> Stated goal: Would you write out the listing verbatim and skip every picture in it?

(Dataset records)
━━━
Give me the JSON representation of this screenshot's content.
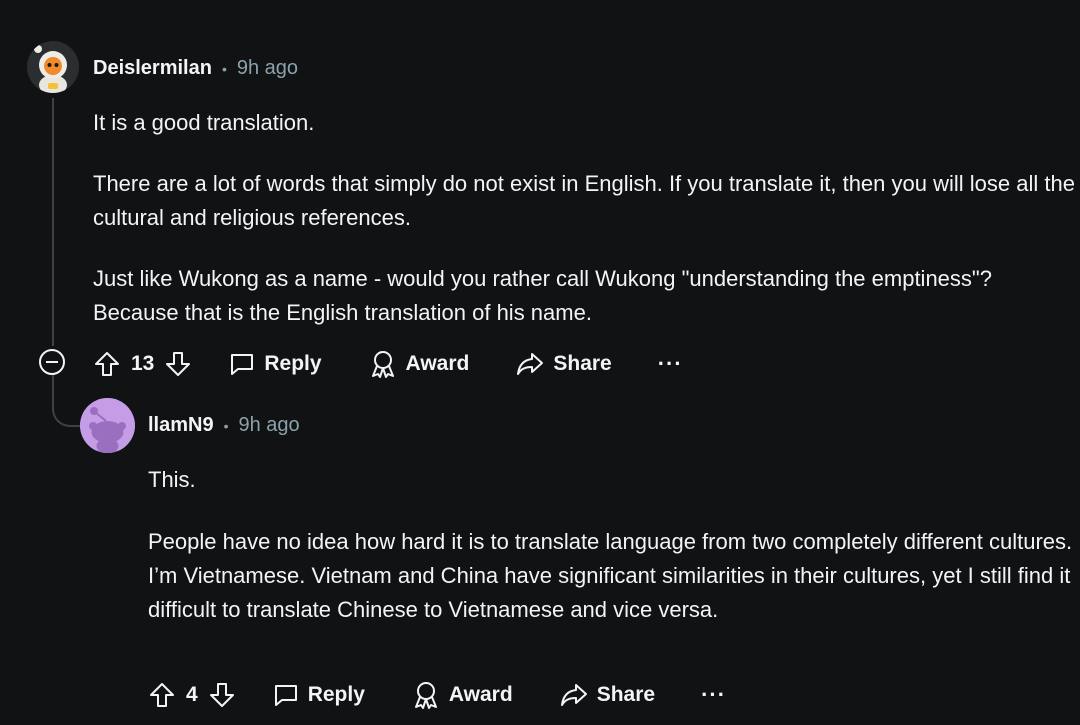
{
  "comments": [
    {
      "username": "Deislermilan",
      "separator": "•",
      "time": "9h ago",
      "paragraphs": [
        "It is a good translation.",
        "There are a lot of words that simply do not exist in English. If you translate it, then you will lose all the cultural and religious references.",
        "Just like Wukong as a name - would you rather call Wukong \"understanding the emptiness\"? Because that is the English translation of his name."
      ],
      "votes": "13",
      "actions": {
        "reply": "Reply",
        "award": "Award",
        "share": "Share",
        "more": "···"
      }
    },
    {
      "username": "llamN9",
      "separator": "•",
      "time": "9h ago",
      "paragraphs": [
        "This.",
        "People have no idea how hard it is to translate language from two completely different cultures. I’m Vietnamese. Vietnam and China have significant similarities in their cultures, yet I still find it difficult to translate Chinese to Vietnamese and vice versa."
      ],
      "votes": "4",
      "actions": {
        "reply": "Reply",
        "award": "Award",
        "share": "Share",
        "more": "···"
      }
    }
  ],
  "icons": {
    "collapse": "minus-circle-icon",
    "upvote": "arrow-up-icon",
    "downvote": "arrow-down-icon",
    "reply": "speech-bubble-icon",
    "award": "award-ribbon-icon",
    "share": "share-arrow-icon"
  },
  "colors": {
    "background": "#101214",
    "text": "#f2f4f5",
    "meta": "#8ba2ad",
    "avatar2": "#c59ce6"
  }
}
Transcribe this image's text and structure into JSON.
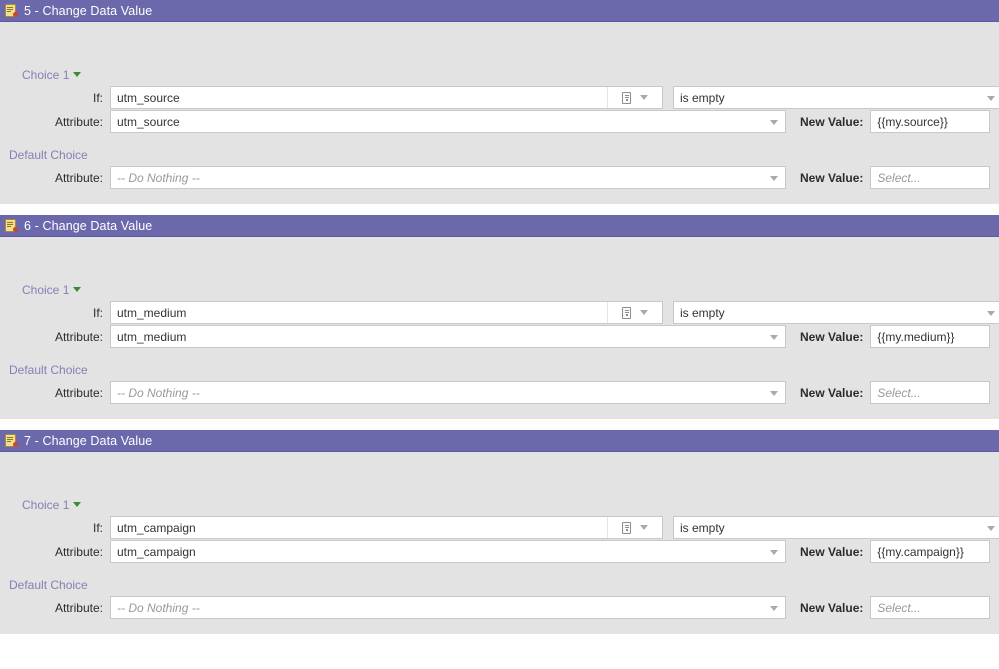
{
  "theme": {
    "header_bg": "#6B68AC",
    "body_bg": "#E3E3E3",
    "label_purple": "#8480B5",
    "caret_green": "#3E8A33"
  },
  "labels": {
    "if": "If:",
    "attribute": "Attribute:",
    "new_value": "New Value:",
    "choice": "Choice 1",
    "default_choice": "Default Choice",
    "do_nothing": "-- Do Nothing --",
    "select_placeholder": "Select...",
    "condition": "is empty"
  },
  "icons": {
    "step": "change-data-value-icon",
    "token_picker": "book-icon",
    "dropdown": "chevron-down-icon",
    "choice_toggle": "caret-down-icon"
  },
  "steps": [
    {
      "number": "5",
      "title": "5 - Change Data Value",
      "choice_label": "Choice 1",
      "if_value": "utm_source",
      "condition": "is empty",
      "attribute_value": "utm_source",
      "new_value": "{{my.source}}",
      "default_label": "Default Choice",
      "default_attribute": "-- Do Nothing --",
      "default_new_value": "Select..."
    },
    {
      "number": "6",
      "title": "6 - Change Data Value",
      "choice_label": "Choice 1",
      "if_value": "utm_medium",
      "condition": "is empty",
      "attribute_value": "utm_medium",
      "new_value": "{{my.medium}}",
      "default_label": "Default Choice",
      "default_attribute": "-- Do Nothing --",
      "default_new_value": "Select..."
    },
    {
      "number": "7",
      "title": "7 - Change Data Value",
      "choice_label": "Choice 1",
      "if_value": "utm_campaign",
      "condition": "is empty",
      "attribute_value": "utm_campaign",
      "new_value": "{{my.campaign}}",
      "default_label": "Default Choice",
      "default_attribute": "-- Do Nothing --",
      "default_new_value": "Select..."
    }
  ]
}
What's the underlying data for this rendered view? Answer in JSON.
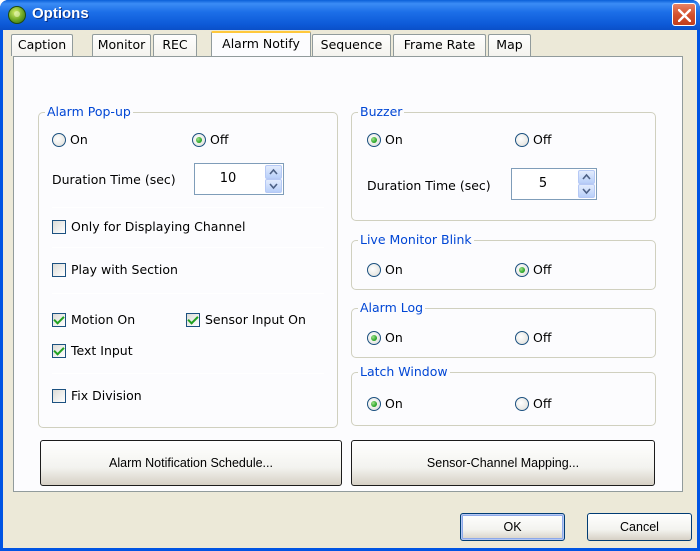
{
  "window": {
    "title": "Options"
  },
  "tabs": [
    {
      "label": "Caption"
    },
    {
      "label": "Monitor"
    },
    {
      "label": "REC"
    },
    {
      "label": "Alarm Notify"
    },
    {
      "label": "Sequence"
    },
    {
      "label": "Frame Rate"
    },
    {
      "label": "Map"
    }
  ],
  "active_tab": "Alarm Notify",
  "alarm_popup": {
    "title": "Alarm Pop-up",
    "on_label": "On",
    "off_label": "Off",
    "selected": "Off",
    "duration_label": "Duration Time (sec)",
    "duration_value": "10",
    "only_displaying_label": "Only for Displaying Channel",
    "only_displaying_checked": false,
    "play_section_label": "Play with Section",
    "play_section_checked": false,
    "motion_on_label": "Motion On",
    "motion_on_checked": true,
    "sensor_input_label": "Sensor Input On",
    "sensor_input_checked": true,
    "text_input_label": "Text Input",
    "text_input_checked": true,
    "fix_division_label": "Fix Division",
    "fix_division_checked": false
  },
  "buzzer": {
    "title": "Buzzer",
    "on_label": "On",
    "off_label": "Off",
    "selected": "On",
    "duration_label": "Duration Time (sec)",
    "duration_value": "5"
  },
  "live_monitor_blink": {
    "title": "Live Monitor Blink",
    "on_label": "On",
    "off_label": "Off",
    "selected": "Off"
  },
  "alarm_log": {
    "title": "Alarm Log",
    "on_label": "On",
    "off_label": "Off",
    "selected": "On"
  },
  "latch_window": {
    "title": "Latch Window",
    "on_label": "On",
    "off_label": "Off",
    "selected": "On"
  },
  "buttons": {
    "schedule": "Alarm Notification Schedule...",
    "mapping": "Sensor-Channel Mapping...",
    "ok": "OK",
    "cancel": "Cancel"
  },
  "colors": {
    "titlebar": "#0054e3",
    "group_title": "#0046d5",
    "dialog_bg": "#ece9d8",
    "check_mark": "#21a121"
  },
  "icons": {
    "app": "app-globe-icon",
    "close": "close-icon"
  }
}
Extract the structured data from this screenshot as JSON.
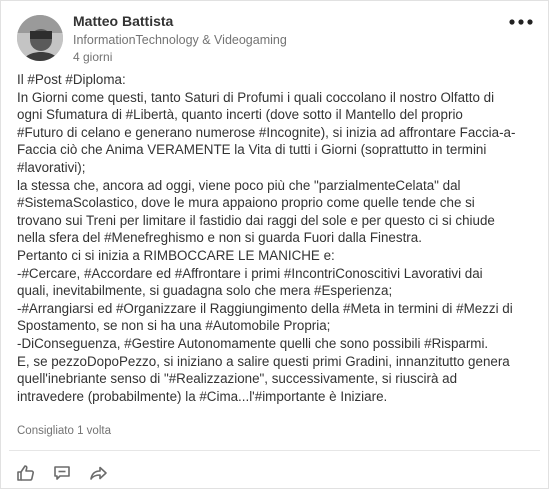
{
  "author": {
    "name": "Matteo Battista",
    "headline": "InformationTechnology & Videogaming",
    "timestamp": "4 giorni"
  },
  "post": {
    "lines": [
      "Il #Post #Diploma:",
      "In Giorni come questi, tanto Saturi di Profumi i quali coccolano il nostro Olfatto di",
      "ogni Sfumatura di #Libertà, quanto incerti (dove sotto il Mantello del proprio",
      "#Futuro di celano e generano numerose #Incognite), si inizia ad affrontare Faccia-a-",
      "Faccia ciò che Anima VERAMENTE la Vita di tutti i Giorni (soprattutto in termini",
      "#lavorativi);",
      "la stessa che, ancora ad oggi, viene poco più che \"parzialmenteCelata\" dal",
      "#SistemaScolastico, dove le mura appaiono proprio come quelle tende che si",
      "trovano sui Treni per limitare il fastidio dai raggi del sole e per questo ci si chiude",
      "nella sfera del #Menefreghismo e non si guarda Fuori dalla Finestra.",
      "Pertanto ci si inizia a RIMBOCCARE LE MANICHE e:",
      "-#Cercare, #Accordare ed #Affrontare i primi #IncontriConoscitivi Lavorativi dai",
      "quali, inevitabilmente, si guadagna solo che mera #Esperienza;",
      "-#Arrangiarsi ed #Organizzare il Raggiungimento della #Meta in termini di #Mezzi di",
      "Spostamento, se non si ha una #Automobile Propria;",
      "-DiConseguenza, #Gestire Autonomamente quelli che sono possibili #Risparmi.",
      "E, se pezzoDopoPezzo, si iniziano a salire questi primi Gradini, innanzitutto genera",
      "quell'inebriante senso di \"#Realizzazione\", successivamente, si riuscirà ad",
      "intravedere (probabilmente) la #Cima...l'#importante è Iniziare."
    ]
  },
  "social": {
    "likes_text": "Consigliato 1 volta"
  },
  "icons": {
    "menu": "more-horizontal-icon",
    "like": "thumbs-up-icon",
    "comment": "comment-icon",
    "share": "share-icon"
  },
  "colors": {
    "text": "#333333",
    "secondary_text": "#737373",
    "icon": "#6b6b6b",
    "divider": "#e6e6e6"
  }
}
━━━
> Answer to the problem:
Give me the JSON representation of this screenshot's content.
{
  "comments": [
    {
      "username": "Deislermilan",
      "separator": "•",
      "time": "9h ago",
      "paragraphs": [
        "It is a good translation.",
        "There are a lot of words that simply do not exist in English. If you translate it, then you will lose all the cultural and religious references.",
        "Just like Wukong as a name - would you rather call Wukong \"understanding the emptiness\"? Because that is the English translation of his name."
      ],
      "votes": "13",
      "actions": {
        "reply": "Reply",
        "award": "Award",
        "share": "Share",
        "more": "···"
      }
    },
    {
      "username": "llamN9",
      "separator": "•",
      "time": "9h ago",
      "paragraphs": [
        "This.",
        "People have no idea how hard it is to translate language from two completely different cultures. I’m Vietnamese. Vietnam and China have significant similarities in their cultures, yet I still find it difficult to translate Chinese to Vietnamese and vice versa."
      ],
      "votes": "4",
      "actions": {
        "reply": "Reply",
        "award": "Award",
        "share": "Share",
        "more": "···"
      }
    }
  ],
  "icons": {
    "collapse": "minus-circle-icon",
    "upvote": "arrow-up-icon",
    "downvote": "arrow-down-icon",
    "reply": "speech-bubble-icon",
    "award": "award-ribbon-icon",
    "share": "share-arrow-icon"
  },
  "colors": {
    "background": "#101214",
    "text": "#f2f4f5",
    "meta": "#8ba2ad",
    "avatar2": "#c59ce6"
  }
}
Transcribe this image's text and structure into JSON.
{
  "theme": {
    "header_bg": "#6B68AC",
    "body_bg": "#E3E3E3",
    "label_purple": "#8480B5",
    "caret_green": "#3E8A33"
  },
  "labels": {
    "if": "If:",
    "attribute": "Attribute:",
    "new_value": "New Value:",
    "choice": "Choice 1",
    "default_choice": "Default Choice",
    "do_nothing": "-- Do Nothing --",
    "select_placeholder": "Select...",
    "condition": "is empty"
  },
  "icons": {
    "step": "change-data-value-icon",
    "token_picker": "book-icon",
    "dropdown": "chevron-down-icon",
    "choice_toggle": "caret-down-icon"
  },
  "steps": [
    {
      "number": "5",
      "title": "5 - Change Data Value",
      "choice_label": "Choice 1",
      "if_value": "utm_source",
      "condition": "is empty",
      "attribute_value": "utm_source",
      "new_value": "{{my.source}}",
      "default_label": "Default Choice",
      "default_attribute": "-- Do Nothing --",
      "default_new_value": "Select..."
    },
    {
      "number": "6",
      "title": "6 - Change Data Value",
      "choice_label": "Choice 1",
      "if_value": "utm_medium",
      "condition": "is empty",
      "attribute_value": "utm_medium",
      "new_value": "{{my.medium}}",
      "default_label": "Default Choice",
      "default_attribute": "-- Do Nothing --",
      "default_new_value": "Select..."
    },
    {
      "number": "7",
      "title": "7 - Change Data Value",
      "choice_label": "Choice 1",
      "if_value": "utm_campaign",
      "condition": "is empty",
      "attribute_value": "utm_campaign",
      "new_value": "{{my.campaign}}",
      "default_label": "Default Choice",
      "default_attribute": "-- Do Nothing --",
      "default_new_value": "Select..."
    }
  ]
}
What's the underlying data for this rendered view? Answer in JSON.
{
  "window": {
    "title": "Options"
  },
  "tabs": [
    {
      "label": "Caption"
    },
    {
      "label": "Monitor"
    },
    {
      "label": "REC"
    },
    {
      "label": "Alarm Notify"
    },
    {
      "label": "Sequence"
    },
    {
      "label": "Frame Rate"
    },
    {
      "label": "Map"
    }
  ],
  "active_tab": "Alarm Notify",
  "alarm_popup": {
    "title": "Alarm Pop-up",
    "on_label": "On",
    "off_label": "Off",
    "selected": "Off",
    "duration_label": "Duration Time (sec)",
    "duration_value": "10",
    "only_displaying_label": "Only for Displaying Channel",
    "only_displaying_checked": false,
    "play_section_label": "Play with Section",
    "play_section_checked": false,
    "motion_on_label": "Motion On",
    "motion_on_checked": true,
    "sensor_input_label": "Sensor Input On",
    "sensor_input_checked": true,
    "text_input_label": "Text Input",
    "text_input_checked": true,
    "fix_division_label": "Fix Division",
    "fix_division_checked": false
  },
  "buzzer": {
    "title": "Buzzer",
    "on_label": "On",
    "off_label": "Off",
    "selected": "On",
    "duration_label": "Duration Time (sec)",
    "duration_value": "5"
  },
  "live_monitor_blink": {
    "title": "Live Monitor Blink",
    "on_label": "On",
    "off_label": "Off",
    "selected": "Off"
  },
  "alarm_log": {
    "title": "Alarm Log",
    "on_label": "On",
    "off_label": "Off",
    "selected": "On"
  },
  "latch_window": {
    "title": "Latch Window",
    "on_label": "On",
    "off_label": "Off",
    "selected": "On"
  },
  "buttons": {
    "schedule": "Alarm Notification Schedule...",
    "mapping": "Sensor-Channel Mapping...",
    "ok": "OK",
    "cancel": "Cancel"
  },
  "colors": {
    "titlebar": "#0054e3",
    "group_title": "#0046d5",
    "dialog_bg": "#ece9d8",
    "check_mark": "#21a121"
  },
  "icons": {
    "app": "app-globe-icon",
    "close": "close-icon"
  }
}
Extract the structured data from this screenshot as JSON.
{
  "author": {
    "name": "Matteo Battista",
    "headline": "InformationTechnology & Videogaming",
    "timestamp": "4 giorni"
  },
  "post": {
    "lines": [
      "Il #Post #Diploma:",
      "In Giorni come questi, tanto Saturi di Profumi i quali coccolano il nostro Olfatto di",
      "ogni Sfumatura di #Libertà, quanto incerti (dove sotto il Mantello del proprio",
      "#Futuro di celano e generano numerose #Incognite), si inizia ad affrontare Faccia-a-",
      "Faccia ciò che Anima VERAMENTE la Vita di tutti i Giorni (soprattutto in termini",
      "#lavorativi);",
      "la stessa che, ancora ad oggi, viene poco più che \"parzialmenteCelata\" dal",
      "#SistemaScolastico, dove le mura appaiono proprio come quelle tende che si",
      "trovano sui Treni per limitare il fastidio dai raggi del sole e per questo ci si chiude",
      "nella sfera del #Menefreghismo e non si guarda Fuori dalla Finestra.",
      "Pertanto ci si inizia a RIMBOCCARE LE MANICHE e:",
      "-#Cercare, #Accordare ed #Affrontare i primi #IncontriConoscitivi Lavorativi dai",
      "quali, inevitabilmente, si guadagna solo che mera #Esperienza;",
      "-#Arrangiarsi ed #Organizzare il Raggiungimento della #Meta in termini di #Mezzi di",
      "Spostamento, se non si ha una #Automobile Propria;",
      "-DiConseguenza, #Gestire Autonomamente quelli che sono possibili #Risparmi.",
      "E, se pezzoDopoPezzo, si iniziano a salire questi primi Gradini, innanzitutto genera",
      "quell'inebriante senso di \"#Realizzazione\", successivamente, si riuscirà ad",
      "intravedere (probabilmente) la #Cima...l'#importante è Iniziare."
    ]
  },
  "social": {
    "likes_text": "Consigliato 1 volta"
  },
  "icons": {
    "menu": "more-horizontal-icon",
    "like": "thumbs-up-icon",
    "comment": "comment-icon",
    "share": "share-icon"
  },
  "colors": {
    "text": "#333333",
    "secondary_text": "#737373",
    "icon": "#6b6b6b",
    "divider": "#e6e6e6"
  }
}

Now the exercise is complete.